Every record should be repeated exactly, except that pictures are left out.
____ Provided data
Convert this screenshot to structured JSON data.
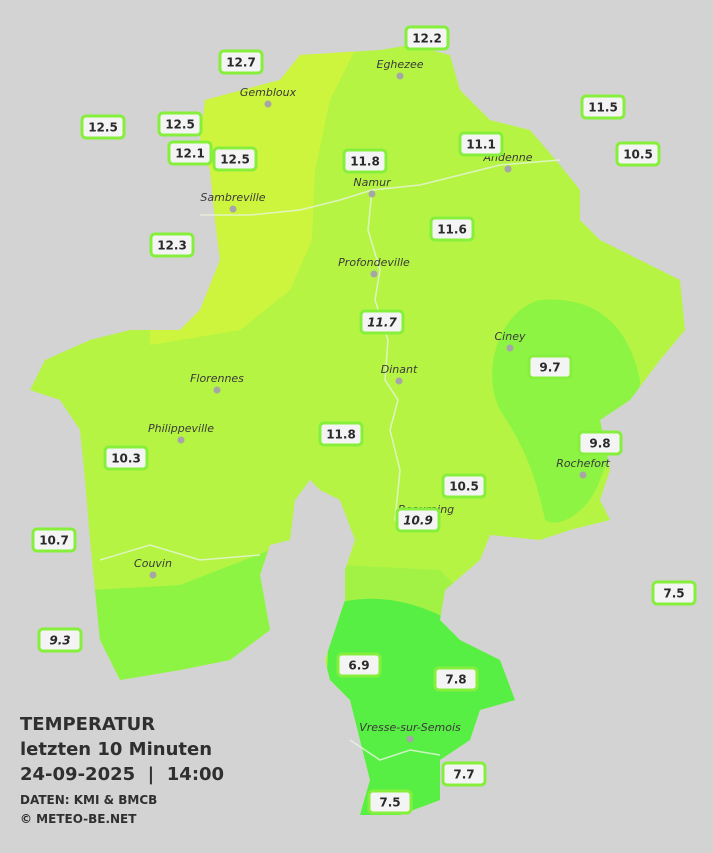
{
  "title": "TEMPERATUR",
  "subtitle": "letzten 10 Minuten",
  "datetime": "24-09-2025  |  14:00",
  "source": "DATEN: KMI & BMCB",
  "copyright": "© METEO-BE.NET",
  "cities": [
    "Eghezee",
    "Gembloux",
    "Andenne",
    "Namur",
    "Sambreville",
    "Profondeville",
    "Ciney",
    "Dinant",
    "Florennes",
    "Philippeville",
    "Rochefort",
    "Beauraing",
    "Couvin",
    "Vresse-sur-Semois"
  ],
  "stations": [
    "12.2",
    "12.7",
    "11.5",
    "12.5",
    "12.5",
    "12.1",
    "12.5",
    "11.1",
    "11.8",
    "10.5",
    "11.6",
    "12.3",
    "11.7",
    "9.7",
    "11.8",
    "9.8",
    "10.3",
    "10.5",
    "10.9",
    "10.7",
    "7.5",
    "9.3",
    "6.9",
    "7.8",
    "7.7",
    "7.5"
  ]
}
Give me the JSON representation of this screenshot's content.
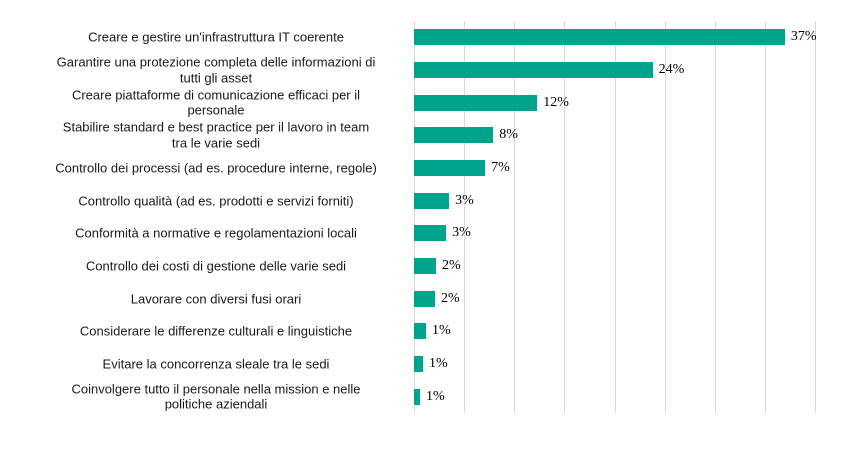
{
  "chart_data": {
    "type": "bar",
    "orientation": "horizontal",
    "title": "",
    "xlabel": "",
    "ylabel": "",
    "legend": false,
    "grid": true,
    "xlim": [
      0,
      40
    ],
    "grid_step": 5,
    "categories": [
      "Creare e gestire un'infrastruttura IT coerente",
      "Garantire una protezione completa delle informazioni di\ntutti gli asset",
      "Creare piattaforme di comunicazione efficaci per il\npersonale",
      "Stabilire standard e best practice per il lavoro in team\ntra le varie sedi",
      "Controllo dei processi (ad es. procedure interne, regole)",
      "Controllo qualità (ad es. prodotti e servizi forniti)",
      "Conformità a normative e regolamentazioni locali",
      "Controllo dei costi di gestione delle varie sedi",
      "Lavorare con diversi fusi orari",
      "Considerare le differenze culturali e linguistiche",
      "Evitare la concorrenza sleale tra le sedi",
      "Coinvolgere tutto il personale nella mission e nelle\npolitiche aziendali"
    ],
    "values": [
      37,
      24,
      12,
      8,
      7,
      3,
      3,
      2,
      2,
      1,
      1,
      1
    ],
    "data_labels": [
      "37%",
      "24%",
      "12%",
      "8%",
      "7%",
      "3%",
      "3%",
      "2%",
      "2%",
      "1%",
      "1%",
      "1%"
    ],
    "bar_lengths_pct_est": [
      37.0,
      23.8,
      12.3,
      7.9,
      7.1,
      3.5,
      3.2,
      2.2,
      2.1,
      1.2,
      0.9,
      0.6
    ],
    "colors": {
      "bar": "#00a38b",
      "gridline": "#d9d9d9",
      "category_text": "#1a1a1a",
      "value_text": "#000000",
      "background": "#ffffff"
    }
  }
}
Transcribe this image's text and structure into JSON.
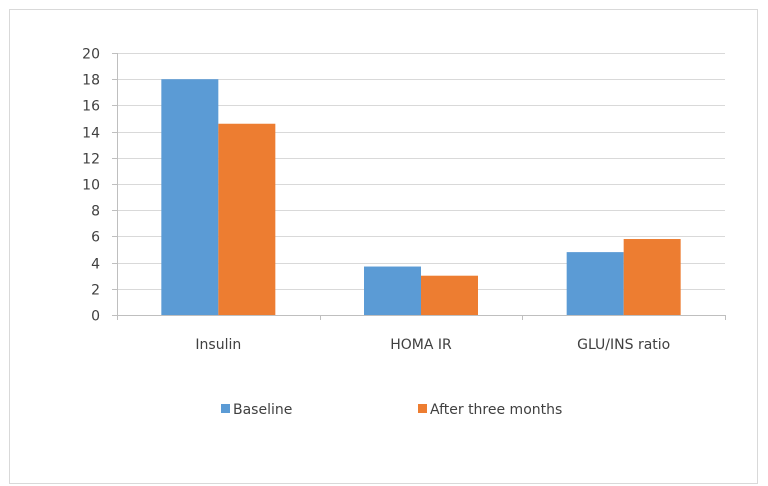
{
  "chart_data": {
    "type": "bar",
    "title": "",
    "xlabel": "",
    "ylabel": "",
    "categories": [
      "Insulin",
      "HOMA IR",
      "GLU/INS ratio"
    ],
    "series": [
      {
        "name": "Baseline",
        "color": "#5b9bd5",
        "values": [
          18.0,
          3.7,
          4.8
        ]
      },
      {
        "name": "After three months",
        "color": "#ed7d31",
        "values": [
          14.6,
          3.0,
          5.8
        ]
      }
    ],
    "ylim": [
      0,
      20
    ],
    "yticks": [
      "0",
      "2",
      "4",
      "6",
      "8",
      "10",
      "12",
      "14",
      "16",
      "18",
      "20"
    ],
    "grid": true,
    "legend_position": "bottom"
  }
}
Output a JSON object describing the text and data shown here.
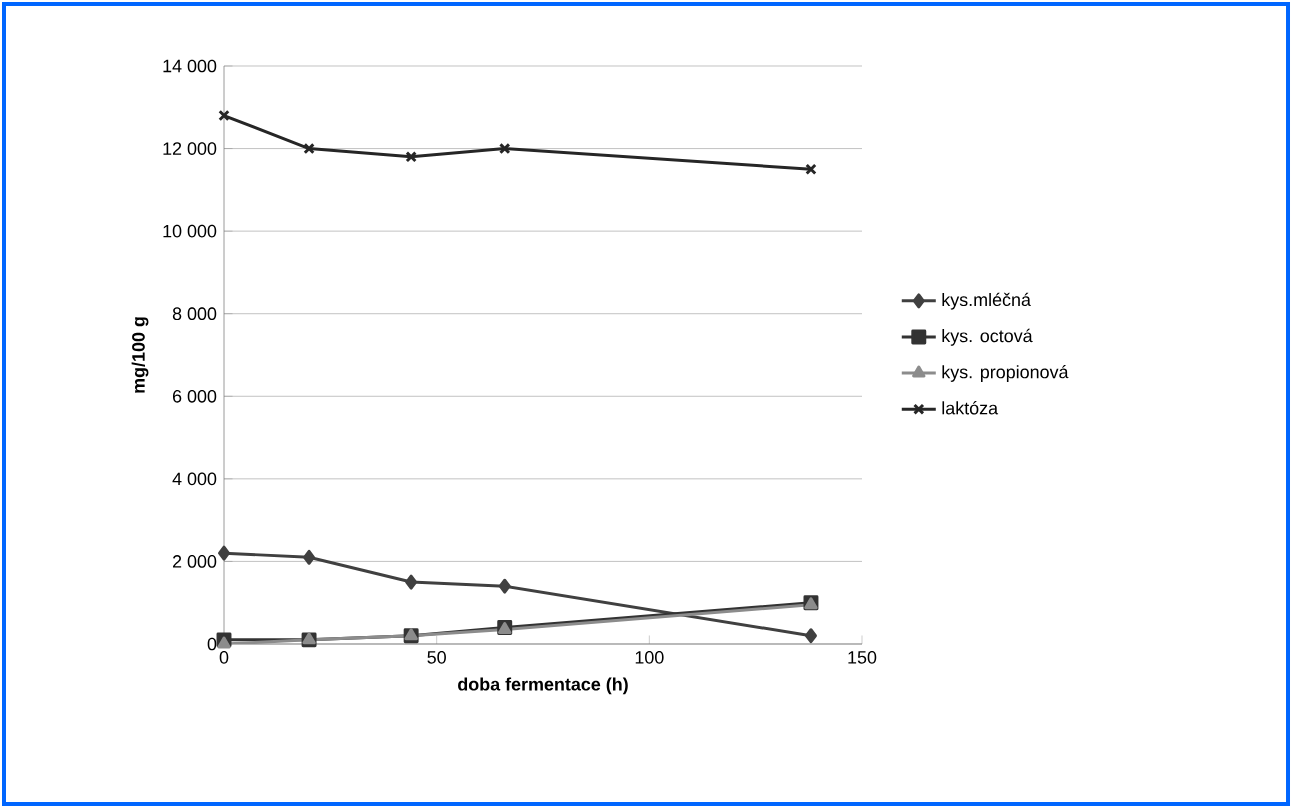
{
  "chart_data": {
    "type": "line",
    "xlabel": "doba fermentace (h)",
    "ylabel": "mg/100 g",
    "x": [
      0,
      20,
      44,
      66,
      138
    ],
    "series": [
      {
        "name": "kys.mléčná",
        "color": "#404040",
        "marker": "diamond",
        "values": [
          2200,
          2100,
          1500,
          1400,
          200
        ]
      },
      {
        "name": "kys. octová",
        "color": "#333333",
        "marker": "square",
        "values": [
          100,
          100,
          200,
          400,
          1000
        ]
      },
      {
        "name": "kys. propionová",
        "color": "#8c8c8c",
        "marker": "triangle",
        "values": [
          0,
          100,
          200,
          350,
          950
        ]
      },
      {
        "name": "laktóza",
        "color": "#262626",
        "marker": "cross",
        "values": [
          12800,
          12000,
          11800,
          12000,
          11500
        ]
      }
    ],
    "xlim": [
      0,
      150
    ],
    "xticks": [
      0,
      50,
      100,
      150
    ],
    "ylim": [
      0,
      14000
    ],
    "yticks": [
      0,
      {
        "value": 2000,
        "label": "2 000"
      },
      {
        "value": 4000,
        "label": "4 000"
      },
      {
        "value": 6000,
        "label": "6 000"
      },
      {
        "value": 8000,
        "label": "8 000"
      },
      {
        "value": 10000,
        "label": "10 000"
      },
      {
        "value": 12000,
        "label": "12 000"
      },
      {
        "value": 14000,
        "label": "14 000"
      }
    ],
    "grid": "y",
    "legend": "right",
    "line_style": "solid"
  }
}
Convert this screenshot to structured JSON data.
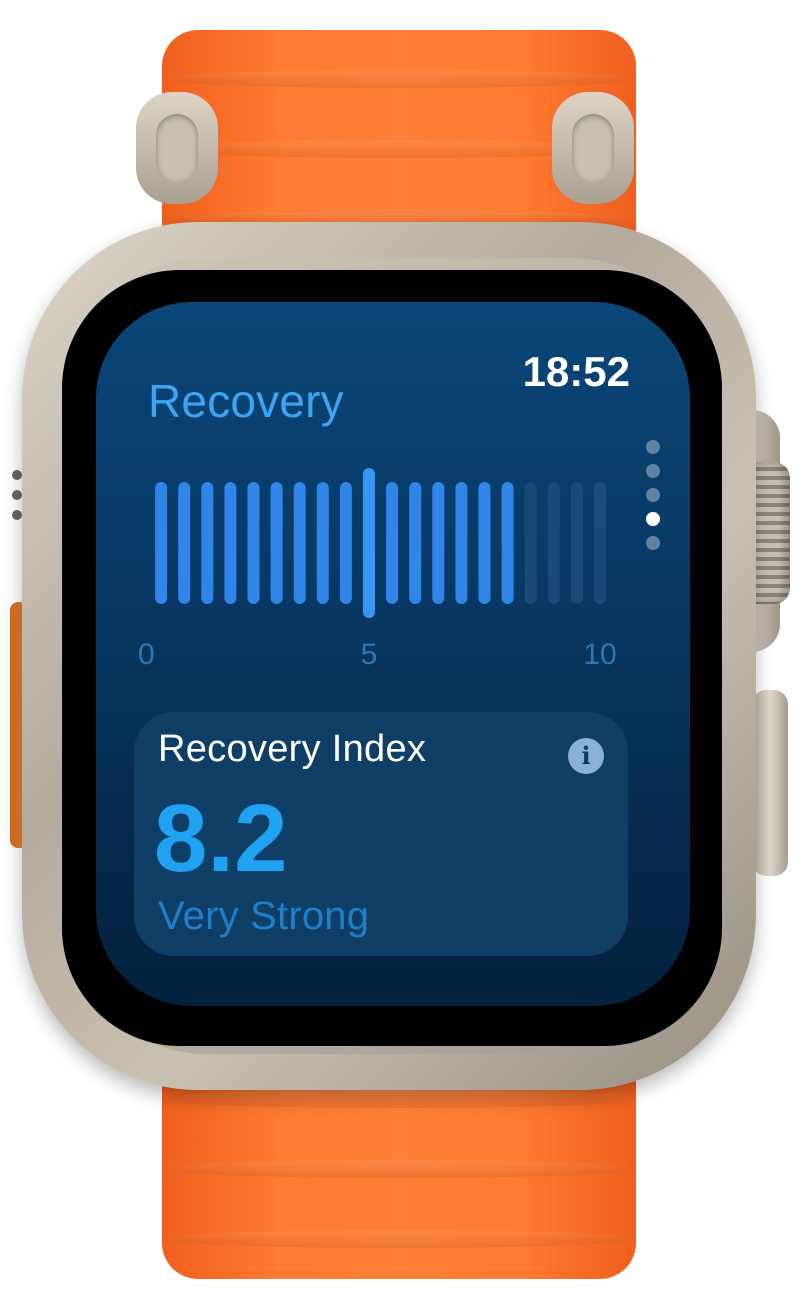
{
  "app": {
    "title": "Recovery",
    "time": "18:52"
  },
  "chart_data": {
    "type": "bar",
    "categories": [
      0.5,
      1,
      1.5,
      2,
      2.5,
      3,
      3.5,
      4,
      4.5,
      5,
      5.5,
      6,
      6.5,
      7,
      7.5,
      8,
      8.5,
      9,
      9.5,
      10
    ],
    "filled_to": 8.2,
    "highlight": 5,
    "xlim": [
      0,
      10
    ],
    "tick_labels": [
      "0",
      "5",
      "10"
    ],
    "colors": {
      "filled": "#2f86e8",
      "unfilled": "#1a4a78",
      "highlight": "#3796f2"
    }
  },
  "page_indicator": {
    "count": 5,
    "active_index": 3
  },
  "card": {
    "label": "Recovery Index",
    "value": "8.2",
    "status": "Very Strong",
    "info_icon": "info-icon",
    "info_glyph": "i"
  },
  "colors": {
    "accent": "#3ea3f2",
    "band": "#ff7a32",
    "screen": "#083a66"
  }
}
________
## Exercise output
Convert this screenshot to structured JSON data.
{
  "title": "TEMPERATUR",
  "subtitle": "letzten 10 Minuten",
  "datetime": "24-09-2025  |  14:00",
  "source": "DATEN: KMI & BMCB",
  "copyright": "© METEO-BE.NET",
  "cities": [
    "Eghezee",
    "Gembloux",
    "Andenne",
    "Namur",
    "Sambreville",
    "Profondeville",
    "Ciney",
    "Dinant",
    "Florennes",
    "Philippeville",
    "Rochefort",
    "Beauraing",
    "Couvin",
    "Vresse-sur-Semois"
  ],
  "stations": [
    "12.2",
    "12.7",
    "11.5",
    "12.5",
    "12.5",
    "12.1",
    "12.5",
    "11.1",
    "11.8",
    "10.5",
    "11.6",
    "12.3",
    "11.7",
    "9.7",
    "11.8",
    "9.8",
    "10.3",
    "10.5",
    "10.9",
    "10.7",
    "7.5",
    "9.3",
    "6.9",
    "7.8",
    "7.7",
    "7.5"
  ]
}
Give me the JSON representation of this screenshot's content.
{
  "chart_data": {
    "type": "bar",
    "orientation": "horizontal",
    "title": "",
    "xlabel": "",
    "ylabel": "",
    "legend": false,
    "grid": true,
    "xlim": [
      0,
      40
    ],
    "grid_step": 5,
    "categories": [
      "Creare e gestire un'infrastruttura IT coerente",
      "Garantire una protezione completa delle informazioni di\ntutti gli asset",
      "Creare piattaforme di comunicazione efficaci per il\npersonale",
      "Stabilire standard e best practice per il lavoro in team\ntra le varie sedi",
      "Controllo dei processi (ad es. procedure interne, regole)",
      "Controllo qualità (ad es. prodotti e servizi forniti)",
      "Conformità a normative e regolamentazioni locali",
      "Controllo dei costi di gestione delle varie sedi",
      "Lavorare con diversi fusi orari",
      "Considerare le differenze culturali e linguistiche",
      "Evitare la concorrenza sleale tra le sedi",
      "Coinvolgere tutto il personale nella mission e nelle\npolitiche aziendali"
    ],
    "values": [
      37,
      24,
      12,
      8,
      7,
      3,
      3,
      2,
      2,
      1,
      1,
      1
    ],
    "data_labels": [
      "37%",
      "24%",
      "12%",
      "8%",
      "7%",
      "3%",
      "3%",
      "2%",
      "2%",
      "1%",
      "1%",
      "1%"
    ],
    "bar_lengths_pct_est": [
      37.0,
      23.8,
      12.3,
      7.9,
      7.1,
      3.5,
      3.2,
      2.2,
      2.1,
      1.2,
      0.9,
      0.6
    ],
    "colors": {
      "bar": "#00a38b",
      "gridline": "#d9d9d9",
      "category_text": "#1a1a1a",
      "value_text": "#000000",
      "background": "#ffffff"
    }
  }
}
Transcribe this image's text and structure into JSON.
{
  "chart_data": {
    "type": "bar",
    "title": "",
    "xlabel": "",
    "ylabel": "",
    "categories": [
      "Insulin",
      "HOMA IR",
      "GLU/INS ratio"
    ],
    "series": [
      {
        "name": "Baseline",
        "color": "#5b9bd5",
        "values": [
          18.0,
          3.7,
          4.8
        ]
      },
      {
        "name": "After three months",
        "color": "#ed7d31",
        "values": [
          14.6,
          3.0,
          5.8
        ]
      }
    ],
    "ylim": [
      0,
      20
    ],
    "yticks": [
      "0",
      "2",
      "4",
      "6",
      "8",
      "10",
      "12",
      "14",
      "16",
      "18",
      "20"
    ],
    "grid": true,
    "legend_position": "bottom"
  }
}
Output a JSON object describing the text and data shown here.
{
  "chart_data": {
    "type": "line",
    "xlabel": "doba fermentace (h)",
    "ylabel": "mg/100 g",
    "x": [
      0,
      20,
      44,
      66,
      138
    ],
    "series": [
      {
        "name": "kys.mléčná",
        "color": "#404040",
        "marker": "diamond",
        "values": [
          2200,
          2100,
          1500,
          1400,
          200
        ]
      },
      {
        "name": "kys. octová",
        "color": "#333333",
        "marker": "square",
        "values": [
          100,
          100,
          200,
          400,
          1000
        ]
      },
      {
        "name": "kys. propionová",
        "color": "#8c8c8c",
        "marker": "triangle",
        "values": [
          0,
          100,
          200,
          350,
          950
        ]
      },
      {
        "name": "laktóza",
        "color": "#262626",
        "marker": "cross",
        "values": [
          12800,
          12000,
          11800,
          12000,
          11500
        ]
      }
    ],
    "xlim": [
      0,
      150
    ],
    "xticks": [
      0,
      50,
      100,
      150
    ],
    "ylim": [
      0,
      14000
    ],
    "yticks": [
      0,
      {
        "value": 2000,
        "label": "2 000"
      },
      {
        "value": 4000,
        "label": "4 000"
      },
      {
        "value": 6000,
        "label": "6 000"
      },
      {
        "value": 8000,
        "label": "8 000"
      },
      {
        "value": 10000,
        "label": "10 000"
      },
      {
        "value": 12000,
        "label": "12 000"
      },
      {
        "value": 14000,
        "label": "14 000"
      }
    ],
    "grid": "y",
    "legend": "right",
    "line_style": "solid"
  }
}
Convert this screenshot to structured JSON data.
{
  "app": {
    "title": "Recovery",
    "time": "18:52"
  },
  "chart_data": {
    "type": "bar",
    "categories": [
      0.5,
      1,
      1.5,
      2,
      2.5,
      3,
      3.5,
      4,
      4.5,
      5,
      5.5,
      6,
      6.5,
      7,
      7.5,
      8,
      8.5,
      9,
      9.5,
      10
    ],
    "filled_to": 8.2,
    "highlight": 5,
    "xlim": [
      0,
      10
    ],
    "tick_labels": [
      "0",
      "5",
      "10"
    ],
    "colors": {
      "filled": "#2f86e8",
      "unfilled": "#1a4a78",
      "highlight": "#3796f2"
    }
  },
  "page_indicator": {
    "count": 5,
    "active_index": 3
  },
  "card": {
    "label": "Recovery Index",
    "value": "8.2",
    "status": "Very Strong",
    "info_icon": "info-icon",
    "info_glyph": "i"
  },
  "colors": {
    "accent": "#3ea3f2",
    "band": "#ff7a32",
    "screen": "#083a66"
  }
}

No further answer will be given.